PCI Requirement 11.3.2 – Penetration Testing

Tod raised a question in response to the PCI 6.6 Information Supplement Released post, a question heard by many QSAs (and several other email responses to that post.) These concerns were echoed by Rory on his blog.

First, we need to be current with the ‘Information Supplement: Requirement 11.3 Penetration Testing‘ on the PCI SSC’s website. I will also be paraphrasing Michael Dahn’s post over at pcianswers.com, and related posts in that forum. I will compare/contrast the implications of application testing in 6.6 and penetration testing in 11.3(.2) tomorrow.

Requirement 11 is titled, “Regularly test security systems and processes,” while Requirement 11.3 states, “Peform penetration testing at least once a year, and after any significant infrastructure or application upgrade or modification…”

From the supplement, “The scope of penetration testing is the cardholder data environment and all systems and networks connected to it. If network segmentation is in place such that the cardholder data environment is isolated from other systems, and such segmentation has been verified as part of the PCI DSS assessment, the scope of the penetration test can be limited to the cardholder data environment.

Comprehensive penetration testing is intended to efficiently uncover flaws, mistakes, deviation and weakness in “secured” environments and processes. Testing should not be limited to applications and systems involved, but anything that would serve a ‘jumping off point’ (jargon- a base of operations for an attack) on the network segment where sensitive data resides. Any system, platform, or process be it technical or human driven; that is in any way involved with the data set in question (cardholder data) should be probed for weakness, and that weakness should be explored in the penetration testing exercise.

PLEASE- do not get distracted by correcting exploited vulnerabilities, focus on flawed processes or procedures that created… find the root cause.

Ever heard of ‘vulnerability whack-a-mole’? Vulnerability and Penetration testing exercises often incite the reflexive corporate ‘to-do’ response correcting the problem identified. The whole point of the exercise isn’t to find a single deficiency, but to find flaws in the process. (I’m going to skip the anecdotal reference to an ISO 9001 audit… precision in process is NOT doing what you say you will do, but doing it absolutely every time- thus a mistake in design delivers a mistake in production with 100% efficiency!!)

A flaw in any process design will systematically allow weakness, this is how security testers find vulnerabilities with a high degree of consistency. This is also how our operations team continually finds vulnerabilities in code already corrected- corrections did not get checked back into the source code tracking system.

An attacker’s apology…

Defending an information asset is very difficult, while attacking is very easy. Defenders must protect every thing absolutely, and attackers only need to find one mistake or vulnerability. This is what true penetration testing is all about.

WHAT YOU HAVE TO DO:
Pick up the post on PCI Requirement 11.3.2 penetration testing after its last sentence and keep writing in the same voice.

MATERIAL:
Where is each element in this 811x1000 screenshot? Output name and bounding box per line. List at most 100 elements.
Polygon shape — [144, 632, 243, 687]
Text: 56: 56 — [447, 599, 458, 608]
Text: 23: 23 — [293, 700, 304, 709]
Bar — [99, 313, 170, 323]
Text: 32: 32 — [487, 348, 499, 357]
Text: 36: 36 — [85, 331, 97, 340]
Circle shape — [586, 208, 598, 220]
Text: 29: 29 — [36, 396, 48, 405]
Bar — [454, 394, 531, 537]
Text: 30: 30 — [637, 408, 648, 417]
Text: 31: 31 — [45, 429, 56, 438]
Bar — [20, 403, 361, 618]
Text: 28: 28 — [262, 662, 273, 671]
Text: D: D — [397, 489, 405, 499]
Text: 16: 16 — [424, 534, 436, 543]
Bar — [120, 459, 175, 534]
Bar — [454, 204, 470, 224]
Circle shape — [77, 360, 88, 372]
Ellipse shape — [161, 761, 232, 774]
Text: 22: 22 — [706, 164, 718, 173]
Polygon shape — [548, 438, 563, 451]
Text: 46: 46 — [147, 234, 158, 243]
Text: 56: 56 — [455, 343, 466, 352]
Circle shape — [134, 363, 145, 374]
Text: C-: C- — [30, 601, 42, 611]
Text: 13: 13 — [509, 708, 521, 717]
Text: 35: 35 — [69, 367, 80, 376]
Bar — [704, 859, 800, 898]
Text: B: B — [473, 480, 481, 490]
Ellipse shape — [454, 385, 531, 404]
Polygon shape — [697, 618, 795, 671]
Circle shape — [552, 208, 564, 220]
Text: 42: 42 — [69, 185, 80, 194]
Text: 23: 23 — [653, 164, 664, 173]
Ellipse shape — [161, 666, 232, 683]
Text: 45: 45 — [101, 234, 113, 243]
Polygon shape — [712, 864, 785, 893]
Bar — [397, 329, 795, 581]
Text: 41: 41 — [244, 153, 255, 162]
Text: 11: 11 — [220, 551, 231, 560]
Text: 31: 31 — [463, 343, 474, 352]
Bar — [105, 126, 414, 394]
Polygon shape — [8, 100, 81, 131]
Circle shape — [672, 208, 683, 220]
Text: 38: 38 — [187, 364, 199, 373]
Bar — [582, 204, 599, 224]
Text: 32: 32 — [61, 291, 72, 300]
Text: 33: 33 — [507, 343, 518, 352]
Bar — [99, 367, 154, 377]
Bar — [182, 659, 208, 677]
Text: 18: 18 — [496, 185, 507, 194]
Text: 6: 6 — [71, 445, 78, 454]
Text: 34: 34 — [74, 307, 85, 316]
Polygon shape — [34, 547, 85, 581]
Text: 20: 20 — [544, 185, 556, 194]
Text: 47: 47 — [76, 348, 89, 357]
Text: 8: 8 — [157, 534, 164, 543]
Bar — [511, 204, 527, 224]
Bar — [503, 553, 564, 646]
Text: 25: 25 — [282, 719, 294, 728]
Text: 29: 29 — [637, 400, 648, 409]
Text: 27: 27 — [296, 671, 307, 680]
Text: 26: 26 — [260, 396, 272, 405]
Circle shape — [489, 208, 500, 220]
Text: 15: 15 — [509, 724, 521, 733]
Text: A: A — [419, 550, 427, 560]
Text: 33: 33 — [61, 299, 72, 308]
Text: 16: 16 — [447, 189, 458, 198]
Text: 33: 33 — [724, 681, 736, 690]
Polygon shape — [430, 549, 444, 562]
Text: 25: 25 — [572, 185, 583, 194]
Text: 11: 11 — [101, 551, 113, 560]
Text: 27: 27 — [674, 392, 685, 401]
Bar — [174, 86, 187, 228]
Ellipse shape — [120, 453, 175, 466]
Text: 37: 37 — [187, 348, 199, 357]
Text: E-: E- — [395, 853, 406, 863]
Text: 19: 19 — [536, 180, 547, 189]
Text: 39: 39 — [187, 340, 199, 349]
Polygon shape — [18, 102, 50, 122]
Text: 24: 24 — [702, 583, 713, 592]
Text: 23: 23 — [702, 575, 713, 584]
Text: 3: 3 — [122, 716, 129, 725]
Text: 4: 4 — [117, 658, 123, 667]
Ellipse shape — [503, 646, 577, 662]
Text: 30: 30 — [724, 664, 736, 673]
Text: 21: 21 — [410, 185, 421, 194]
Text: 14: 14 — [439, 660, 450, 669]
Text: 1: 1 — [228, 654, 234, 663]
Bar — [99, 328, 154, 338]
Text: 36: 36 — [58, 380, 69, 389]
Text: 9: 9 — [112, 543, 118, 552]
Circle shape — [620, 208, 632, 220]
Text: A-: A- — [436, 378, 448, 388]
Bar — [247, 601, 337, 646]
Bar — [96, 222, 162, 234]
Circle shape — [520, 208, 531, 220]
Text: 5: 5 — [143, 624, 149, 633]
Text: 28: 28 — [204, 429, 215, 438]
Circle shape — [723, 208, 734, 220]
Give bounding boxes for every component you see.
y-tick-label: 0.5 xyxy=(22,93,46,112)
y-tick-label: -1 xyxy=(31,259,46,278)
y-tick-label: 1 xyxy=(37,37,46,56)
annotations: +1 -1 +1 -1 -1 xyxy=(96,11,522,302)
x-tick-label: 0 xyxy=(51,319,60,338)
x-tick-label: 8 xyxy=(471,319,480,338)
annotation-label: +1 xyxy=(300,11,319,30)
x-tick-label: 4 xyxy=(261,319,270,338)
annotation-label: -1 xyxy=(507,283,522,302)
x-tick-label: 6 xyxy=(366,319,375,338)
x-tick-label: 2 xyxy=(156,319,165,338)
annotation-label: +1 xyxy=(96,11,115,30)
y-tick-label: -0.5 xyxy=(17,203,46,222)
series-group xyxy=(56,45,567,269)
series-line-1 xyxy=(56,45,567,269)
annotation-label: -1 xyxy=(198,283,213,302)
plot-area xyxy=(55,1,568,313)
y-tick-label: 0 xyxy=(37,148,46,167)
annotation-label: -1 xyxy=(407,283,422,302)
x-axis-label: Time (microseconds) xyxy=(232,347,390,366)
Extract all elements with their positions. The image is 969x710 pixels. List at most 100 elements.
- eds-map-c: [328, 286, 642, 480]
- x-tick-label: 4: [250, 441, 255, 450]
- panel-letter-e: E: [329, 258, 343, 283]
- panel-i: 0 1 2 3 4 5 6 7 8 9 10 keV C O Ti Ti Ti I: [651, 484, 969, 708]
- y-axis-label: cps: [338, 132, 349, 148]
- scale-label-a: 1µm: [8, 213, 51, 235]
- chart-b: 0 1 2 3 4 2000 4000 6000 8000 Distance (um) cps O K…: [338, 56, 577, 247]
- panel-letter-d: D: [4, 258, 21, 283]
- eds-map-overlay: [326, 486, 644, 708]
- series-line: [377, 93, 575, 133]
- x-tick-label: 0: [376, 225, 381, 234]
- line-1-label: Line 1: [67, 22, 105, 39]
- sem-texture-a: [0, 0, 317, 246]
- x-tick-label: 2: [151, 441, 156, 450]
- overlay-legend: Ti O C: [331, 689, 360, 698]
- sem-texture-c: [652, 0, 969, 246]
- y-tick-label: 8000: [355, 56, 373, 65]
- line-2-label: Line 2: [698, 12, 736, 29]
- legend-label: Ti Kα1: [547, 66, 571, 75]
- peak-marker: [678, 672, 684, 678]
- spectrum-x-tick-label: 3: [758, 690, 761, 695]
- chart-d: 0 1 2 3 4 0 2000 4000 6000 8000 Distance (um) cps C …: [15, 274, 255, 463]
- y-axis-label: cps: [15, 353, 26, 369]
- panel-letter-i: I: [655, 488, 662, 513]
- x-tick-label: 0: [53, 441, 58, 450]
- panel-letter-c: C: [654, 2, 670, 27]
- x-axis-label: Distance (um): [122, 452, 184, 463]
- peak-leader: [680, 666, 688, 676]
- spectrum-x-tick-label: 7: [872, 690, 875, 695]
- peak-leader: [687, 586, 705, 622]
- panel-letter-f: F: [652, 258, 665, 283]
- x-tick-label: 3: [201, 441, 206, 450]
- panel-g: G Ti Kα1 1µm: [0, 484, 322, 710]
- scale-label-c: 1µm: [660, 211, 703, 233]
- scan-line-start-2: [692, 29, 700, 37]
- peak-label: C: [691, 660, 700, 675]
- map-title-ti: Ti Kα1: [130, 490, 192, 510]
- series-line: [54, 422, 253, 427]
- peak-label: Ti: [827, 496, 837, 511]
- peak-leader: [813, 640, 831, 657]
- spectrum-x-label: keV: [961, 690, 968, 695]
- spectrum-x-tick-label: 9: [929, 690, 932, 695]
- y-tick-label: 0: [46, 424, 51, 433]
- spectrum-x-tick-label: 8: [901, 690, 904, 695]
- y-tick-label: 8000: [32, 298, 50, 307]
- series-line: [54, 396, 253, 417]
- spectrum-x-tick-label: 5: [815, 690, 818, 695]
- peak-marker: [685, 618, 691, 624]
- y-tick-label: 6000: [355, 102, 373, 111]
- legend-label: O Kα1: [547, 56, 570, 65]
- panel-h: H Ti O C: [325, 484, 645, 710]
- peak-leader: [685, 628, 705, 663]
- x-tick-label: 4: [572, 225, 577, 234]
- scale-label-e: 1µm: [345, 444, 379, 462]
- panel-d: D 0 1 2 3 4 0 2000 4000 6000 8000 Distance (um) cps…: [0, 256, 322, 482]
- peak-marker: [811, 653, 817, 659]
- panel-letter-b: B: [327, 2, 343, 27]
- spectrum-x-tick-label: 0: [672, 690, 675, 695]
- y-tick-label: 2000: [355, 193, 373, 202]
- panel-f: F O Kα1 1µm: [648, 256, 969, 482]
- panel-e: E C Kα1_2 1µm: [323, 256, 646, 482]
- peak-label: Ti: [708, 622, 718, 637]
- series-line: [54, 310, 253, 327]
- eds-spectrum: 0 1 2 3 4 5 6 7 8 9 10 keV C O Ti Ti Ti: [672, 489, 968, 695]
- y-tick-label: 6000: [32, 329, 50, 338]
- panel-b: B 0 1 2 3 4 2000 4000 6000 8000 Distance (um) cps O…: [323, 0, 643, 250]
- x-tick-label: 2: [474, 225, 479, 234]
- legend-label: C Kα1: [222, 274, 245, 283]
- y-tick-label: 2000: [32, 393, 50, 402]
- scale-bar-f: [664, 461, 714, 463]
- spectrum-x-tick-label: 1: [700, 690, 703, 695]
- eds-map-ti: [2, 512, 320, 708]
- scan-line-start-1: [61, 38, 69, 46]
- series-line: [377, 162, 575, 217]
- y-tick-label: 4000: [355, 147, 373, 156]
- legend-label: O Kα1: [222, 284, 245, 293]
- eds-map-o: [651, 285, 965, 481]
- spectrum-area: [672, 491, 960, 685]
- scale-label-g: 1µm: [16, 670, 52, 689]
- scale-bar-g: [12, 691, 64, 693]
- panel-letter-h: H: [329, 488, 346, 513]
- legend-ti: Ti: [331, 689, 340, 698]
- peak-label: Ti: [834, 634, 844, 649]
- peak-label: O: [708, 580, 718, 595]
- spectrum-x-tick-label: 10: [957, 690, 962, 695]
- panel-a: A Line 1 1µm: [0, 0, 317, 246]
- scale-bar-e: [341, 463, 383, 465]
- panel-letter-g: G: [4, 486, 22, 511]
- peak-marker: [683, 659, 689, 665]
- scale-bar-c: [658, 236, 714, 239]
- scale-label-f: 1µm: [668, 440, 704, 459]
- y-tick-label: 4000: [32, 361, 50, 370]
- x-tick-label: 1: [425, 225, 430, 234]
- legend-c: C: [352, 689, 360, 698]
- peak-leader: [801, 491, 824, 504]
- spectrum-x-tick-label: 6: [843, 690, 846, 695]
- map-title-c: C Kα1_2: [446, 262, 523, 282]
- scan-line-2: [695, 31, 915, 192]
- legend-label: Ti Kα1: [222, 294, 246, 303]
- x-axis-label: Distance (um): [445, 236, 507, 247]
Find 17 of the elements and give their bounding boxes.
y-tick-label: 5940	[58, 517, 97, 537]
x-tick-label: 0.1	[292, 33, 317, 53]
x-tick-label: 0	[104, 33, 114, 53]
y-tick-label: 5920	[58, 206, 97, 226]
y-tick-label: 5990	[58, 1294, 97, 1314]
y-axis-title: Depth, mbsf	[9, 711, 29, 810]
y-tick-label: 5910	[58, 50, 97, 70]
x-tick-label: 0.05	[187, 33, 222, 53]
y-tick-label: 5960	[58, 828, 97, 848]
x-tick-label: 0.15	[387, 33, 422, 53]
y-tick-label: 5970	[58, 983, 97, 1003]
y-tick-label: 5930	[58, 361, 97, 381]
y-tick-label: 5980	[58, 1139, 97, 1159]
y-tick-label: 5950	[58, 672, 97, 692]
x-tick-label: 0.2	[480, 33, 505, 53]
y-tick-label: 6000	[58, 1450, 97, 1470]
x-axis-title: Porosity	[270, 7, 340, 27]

RESULT OF THIS TASK:
Please understand that my job in InfoSec has always been easy. I have spent my short life studying organizations tasked with the protection of information assets. These companies teach good auditors what mistakes are often made, and how to exploit them for maximum leverage. My job was EASY in comparison of these security professionals. *IF* I was tasked with the thankless job of defending a network, I would use the annual penetration testing requirement like an annual physical, and any time something significant might need the attention of a dedicated expert.

What is a significant infrastructure or or application upgrade?
You penetration testing investment should be for truly noteworthy changes. Altering network or DMZ topology. Changing operating systems, application or database platforms, security and network device replacement, etc. Even changes to admissions or visitor registration, a new facility or perhaps opening a new data center only begs for exploration by a social engineer!

For many environments, the majority of changes would be insignificant (including most minor code updates), and security concerns should be detected through operational security due-care exercises described in PCI Requirements 2.2, 6.1, 6.3, 6.6, and others.

What exactly does penetration testing call for?

The guidance speaks to attack vectors or techniques, “Consider including all of these penetration-testing techniques (as well as others) in the methodology, such as social engineering and the exploitation of exposed vulnerabilities, access controls on key systems and files, web-facing applications, custom applications, and wireless connections.

This is what information security practitioners dream about. PCI has clearly stated that a penetration test must reach beyond the technology, and encompass business practices, physical security, and social engineering! One of peers always stated in executive reports, “if you think you can solve the security problem with technology, you clearly do not understand the problem.”

Penetration Testing goes far beyond actions required in PCI Requirement 11.2 for vulnerability scanning at the network layer (ASV or Approved Scanning Vendor services) or Requirement 6.6 for the detection and correction of vulnerabilities in custom application code- this is about exploring how deep different vulnerabilities can allow attacks to travel. This is active exploitation- not passive vulnerability detection or verification they exist.

Don’t neglect Social Engineering

The effectiveness of security controls, technology, and business processes are dwarfed by the creative genius of those humans trusted with sensitive information. You’ve seen the Think Geek t-shirt, “there is no patch for human stupidity.” I won’t admit to owning one..

Here is a very short exercise for those new to the science of social engineering:

  • Does development sanitize (remove) sensitive data (credit card numbers) from the databases they use?
    What are the odds of the help desk team walking off with a computer… or maybe out of the building?
  • Does your new-hire process carefully identify employees before issuing user credentials?
    Ever tried sneaking in with a batch of new hires?
  • Do remote offices carefully validate the identity and work orders for support personnel?
    Do remote offices disdain visits from technical support? c’mon….
  • Does the help desk carefully authenticate callers needing help for password resets?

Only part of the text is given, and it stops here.